WHAT YOU NEED TO DO — Search the material for "отчетов" and show all lines that contain it.
— Start PROVIDED ENTRIES —
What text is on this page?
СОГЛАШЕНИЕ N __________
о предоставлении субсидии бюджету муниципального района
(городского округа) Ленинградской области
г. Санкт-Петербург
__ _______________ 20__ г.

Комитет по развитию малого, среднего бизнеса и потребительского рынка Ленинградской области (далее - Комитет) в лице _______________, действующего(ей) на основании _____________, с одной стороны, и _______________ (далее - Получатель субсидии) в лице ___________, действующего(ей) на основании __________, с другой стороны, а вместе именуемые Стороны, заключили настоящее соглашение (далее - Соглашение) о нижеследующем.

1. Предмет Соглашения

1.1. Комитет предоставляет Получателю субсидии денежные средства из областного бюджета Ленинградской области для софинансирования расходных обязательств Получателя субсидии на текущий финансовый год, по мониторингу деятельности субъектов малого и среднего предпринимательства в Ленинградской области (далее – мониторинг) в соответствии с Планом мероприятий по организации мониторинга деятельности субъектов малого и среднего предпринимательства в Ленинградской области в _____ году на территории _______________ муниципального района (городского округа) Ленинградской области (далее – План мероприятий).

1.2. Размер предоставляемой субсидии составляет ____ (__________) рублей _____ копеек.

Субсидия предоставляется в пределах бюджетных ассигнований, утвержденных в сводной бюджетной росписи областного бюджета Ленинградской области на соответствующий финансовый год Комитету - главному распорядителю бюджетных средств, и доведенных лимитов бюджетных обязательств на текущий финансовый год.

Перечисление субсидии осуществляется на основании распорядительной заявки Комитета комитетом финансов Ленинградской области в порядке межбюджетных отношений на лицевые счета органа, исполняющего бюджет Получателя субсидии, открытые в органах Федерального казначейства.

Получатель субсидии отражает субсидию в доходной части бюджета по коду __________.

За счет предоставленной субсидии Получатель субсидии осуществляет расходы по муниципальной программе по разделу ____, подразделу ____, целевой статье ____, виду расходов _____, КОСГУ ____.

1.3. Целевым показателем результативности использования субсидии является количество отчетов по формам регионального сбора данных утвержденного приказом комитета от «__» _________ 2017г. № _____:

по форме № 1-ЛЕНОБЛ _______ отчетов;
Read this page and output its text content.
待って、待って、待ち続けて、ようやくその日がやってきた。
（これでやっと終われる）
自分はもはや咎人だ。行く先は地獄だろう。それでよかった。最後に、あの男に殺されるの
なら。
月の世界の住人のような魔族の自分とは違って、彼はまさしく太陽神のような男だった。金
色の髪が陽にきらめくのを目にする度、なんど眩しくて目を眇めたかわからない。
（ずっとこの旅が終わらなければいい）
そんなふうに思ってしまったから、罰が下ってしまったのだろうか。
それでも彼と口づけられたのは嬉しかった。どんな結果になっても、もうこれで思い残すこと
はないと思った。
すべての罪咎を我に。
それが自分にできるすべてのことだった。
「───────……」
— End PROVIDED ENTRIES —
EXERCISE RESULT —
1.3. Целевым показателем результативности использования субсидии является количество отчетов по формам регионального сбора данных утвержденного приказом комитета от «__» _________ 2017г. № _____:
по форме № 1-ЛЕНОБЛ _______ отчетов;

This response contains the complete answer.